Each line that includes the word "Otto" counts once; give the total and nothing more.

** Start of RECORD SET **

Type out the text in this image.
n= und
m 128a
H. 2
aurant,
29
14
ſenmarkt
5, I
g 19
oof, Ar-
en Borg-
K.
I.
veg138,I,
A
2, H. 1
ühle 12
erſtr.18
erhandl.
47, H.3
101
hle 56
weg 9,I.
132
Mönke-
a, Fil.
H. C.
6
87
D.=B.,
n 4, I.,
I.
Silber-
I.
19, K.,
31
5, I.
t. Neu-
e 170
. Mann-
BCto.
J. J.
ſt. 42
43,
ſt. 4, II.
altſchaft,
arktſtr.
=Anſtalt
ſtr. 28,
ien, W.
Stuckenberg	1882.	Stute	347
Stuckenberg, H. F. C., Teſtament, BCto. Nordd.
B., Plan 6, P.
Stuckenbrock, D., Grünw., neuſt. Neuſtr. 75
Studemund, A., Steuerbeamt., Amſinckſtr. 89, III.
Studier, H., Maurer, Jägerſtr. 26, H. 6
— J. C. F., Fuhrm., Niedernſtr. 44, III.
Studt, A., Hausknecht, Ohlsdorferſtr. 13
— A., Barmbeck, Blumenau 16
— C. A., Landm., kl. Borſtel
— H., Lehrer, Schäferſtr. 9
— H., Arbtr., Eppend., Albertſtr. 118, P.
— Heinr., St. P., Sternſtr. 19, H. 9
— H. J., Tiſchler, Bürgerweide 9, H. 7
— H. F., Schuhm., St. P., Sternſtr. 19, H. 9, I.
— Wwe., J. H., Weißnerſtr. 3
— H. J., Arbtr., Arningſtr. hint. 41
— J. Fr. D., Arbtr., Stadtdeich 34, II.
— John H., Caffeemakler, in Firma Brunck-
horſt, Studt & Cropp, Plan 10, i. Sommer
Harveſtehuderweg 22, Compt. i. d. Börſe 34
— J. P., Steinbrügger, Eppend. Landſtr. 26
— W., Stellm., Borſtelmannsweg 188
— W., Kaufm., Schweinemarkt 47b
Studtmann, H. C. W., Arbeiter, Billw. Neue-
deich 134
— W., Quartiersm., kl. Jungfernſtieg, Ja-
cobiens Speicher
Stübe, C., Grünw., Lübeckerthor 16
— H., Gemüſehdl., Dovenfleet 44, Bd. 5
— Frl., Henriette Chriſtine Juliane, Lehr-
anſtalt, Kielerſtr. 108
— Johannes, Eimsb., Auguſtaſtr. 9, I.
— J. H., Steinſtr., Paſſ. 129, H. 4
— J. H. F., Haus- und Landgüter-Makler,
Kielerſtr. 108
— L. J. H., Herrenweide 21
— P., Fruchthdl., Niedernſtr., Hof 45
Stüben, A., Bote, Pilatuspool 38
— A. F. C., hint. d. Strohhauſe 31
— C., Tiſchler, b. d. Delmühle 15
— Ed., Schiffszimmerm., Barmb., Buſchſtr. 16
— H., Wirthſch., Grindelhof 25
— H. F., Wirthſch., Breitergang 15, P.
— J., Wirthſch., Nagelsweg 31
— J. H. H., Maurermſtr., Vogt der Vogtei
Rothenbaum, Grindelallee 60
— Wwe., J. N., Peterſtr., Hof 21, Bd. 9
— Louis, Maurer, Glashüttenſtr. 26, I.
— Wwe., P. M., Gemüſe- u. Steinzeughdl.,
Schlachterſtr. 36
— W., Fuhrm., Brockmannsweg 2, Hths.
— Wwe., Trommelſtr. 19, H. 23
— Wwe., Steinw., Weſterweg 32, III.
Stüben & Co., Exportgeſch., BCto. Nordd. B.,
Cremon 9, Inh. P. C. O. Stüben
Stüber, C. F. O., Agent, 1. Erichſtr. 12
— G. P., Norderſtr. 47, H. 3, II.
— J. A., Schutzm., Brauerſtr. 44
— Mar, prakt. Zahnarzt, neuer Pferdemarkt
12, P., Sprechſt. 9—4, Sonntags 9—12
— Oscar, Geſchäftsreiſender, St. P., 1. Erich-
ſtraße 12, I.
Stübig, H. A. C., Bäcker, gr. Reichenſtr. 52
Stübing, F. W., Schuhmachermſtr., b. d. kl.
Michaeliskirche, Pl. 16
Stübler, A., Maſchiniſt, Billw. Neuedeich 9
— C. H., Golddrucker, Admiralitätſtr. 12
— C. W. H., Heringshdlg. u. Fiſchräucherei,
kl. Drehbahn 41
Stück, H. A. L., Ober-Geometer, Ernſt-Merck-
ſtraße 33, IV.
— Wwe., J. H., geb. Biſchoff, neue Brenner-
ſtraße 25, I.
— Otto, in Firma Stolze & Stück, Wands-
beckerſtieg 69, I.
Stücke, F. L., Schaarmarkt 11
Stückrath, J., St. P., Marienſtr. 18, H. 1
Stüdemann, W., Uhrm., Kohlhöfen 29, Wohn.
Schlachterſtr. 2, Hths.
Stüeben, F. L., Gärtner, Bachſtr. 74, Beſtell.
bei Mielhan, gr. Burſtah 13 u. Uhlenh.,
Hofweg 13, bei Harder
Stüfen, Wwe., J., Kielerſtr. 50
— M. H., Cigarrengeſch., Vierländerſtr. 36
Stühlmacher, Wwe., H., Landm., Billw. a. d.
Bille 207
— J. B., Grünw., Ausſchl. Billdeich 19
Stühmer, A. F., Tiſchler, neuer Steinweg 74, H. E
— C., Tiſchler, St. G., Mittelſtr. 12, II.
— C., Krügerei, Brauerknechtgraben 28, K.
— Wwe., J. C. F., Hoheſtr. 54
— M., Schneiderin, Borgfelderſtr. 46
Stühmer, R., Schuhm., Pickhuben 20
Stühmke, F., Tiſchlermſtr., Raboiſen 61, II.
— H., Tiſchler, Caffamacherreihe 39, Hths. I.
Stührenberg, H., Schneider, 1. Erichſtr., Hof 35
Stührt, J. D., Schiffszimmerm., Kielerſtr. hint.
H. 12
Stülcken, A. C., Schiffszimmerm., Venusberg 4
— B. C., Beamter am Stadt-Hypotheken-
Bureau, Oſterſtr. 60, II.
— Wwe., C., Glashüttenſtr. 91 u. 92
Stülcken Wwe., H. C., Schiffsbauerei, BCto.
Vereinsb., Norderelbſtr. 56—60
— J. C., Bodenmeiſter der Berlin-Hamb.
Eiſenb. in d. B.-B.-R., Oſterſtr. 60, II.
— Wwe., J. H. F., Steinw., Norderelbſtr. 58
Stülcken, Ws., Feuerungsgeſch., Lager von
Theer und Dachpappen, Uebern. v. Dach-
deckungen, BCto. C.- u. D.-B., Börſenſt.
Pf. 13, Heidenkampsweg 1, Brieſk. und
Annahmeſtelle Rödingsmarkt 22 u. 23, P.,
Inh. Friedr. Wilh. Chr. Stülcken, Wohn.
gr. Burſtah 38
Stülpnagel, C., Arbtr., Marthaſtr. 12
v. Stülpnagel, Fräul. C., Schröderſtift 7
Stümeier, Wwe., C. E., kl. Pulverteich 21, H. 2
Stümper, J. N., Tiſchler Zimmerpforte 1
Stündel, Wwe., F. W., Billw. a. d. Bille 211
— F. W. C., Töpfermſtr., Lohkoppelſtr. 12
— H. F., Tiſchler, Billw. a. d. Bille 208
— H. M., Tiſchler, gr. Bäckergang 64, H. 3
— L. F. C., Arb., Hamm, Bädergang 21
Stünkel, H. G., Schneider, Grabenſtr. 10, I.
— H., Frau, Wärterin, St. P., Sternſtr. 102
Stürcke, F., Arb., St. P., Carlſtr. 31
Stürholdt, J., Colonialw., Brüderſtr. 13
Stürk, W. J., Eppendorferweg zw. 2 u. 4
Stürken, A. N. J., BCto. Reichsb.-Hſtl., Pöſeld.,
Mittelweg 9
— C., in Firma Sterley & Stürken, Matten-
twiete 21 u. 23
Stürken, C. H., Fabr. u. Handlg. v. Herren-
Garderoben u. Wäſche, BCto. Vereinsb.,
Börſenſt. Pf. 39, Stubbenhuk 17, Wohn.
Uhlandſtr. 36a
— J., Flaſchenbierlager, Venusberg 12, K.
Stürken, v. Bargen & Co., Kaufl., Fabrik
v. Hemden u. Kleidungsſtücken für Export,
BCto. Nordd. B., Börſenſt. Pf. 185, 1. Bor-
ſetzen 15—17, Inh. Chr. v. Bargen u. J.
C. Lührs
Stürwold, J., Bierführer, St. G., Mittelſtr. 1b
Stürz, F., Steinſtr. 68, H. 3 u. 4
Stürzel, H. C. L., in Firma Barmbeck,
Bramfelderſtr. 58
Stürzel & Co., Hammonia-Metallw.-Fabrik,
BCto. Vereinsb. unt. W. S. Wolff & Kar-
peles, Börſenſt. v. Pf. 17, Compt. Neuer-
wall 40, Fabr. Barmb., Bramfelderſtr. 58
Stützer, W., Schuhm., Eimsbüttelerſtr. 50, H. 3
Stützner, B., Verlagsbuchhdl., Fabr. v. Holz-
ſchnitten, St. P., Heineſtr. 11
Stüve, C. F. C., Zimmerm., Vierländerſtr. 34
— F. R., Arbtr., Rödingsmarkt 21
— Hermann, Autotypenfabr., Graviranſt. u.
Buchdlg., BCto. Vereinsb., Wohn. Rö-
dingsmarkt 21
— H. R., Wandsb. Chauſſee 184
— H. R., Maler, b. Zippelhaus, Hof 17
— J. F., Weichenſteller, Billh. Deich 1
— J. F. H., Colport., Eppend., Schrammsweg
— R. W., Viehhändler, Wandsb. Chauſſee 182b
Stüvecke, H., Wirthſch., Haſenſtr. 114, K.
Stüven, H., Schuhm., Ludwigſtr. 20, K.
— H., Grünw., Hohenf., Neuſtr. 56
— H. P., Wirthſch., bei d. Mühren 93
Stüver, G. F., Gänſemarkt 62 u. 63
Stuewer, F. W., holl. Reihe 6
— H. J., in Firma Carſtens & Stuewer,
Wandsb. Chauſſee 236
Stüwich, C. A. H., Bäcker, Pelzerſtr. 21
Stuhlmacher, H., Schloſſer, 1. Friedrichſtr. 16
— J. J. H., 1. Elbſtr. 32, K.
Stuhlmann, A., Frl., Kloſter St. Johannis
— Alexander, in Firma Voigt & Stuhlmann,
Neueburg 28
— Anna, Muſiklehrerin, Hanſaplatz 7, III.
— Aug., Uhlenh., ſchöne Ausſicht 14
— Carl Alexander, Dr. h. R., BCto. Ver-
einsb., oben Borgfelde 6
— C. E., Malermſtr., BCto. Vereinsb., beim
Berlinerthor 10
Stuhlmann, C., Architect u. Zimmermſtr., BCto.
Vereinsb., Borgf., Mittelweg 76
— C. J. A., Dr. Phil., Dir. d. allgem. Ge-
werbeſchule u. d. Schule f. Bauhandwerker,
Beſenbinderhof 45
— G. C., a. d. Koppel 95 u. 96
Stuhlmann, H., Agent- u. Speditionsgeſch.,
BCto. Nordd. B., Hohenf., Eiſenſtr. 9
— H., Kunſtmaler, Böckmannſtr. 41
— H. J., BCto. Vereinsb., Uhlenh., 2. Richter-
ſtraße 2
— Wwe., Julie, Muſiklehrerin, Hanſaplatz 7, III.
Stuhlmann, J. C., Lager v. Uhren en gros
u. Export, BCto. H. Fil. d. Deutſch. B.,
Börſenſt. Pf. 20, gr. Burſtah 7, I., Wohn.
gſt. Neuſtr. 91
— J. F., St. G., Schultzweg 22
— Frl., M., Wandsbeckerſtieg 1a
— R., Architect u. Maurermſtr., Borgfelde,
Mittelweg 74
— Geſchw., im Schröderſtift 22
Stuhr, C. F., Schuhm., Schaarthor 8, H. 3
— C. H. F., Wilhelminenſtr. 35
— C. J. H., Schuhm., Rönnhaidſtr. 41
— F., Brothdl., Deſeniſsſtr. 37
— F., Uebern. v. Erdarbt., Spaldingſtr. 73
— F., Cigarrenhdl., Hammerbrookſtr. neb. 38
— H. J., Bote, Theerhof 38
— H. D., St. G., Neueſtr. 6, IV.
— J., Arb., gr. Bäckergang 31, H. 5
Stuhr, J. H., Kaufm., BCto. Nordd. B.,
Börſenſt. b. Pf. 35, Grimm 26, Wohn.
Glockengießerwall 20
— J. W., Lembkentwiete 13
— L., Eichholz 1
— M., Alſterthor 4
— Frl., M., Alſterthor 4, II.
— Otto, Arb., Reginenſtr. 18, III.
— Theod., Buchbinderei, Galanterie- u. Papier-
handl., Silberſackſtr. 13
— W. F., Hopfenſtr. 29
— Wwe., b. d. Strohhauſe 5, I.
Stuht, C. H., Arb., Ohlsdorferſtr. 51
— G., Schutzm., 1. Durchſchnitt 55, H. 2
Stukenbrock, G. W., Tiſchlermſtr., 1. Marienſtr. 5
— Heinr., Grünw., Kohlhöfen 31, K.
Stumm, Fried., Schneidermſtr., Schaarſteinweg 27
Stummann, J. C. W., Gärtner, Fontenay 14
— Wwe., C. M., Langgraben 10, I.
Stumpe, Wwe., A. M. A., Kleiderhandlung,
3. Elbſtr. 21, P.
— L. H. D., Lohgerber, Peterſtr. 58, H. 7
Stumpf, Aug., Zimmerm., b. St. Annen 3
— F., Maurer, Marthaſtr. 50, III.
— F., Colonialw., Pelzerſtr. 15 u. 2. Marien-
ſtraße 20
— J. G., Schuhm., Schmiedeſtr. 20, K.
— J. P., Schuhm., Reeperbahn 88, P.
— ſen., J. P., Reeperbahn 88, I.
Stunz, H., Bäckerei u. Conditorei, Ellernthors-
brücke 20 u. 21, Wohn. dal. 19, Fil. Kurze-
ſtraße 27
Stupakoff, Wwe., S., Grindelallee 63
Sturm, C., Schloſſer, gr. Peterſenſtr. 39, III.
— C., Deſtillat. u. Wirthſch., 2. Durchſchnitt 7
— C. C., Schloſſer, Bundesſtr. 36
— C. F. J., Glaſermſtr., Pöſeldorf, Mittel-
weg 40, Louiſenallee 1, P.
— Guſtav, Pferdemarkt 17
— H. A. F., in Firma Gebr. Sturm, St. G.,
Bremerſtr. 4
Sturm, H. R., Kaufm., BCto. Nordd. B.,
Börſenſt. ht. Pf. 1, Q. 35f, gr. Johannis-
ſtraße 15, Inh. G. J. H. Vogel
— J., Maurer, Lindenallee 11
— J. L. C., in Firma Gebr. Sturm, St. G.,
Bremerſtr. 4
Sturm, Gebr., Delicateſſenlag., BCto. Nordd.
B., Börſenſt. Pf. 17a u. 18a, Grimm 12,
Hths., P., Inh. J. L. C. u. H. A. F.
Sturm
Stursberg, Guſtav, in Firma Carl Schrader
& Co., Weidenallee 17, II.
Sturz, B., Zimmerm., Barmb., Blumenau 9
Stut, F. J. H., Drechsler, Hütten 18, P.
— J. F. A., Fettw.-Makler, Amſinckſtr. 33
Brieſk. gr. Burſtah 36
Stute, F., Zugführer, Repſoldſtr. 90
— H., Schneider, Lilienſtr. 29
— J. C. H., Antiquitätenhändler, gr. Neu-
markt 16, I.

** End of RECORD SET **

* **SOLUTION TO THIS TASK**: 2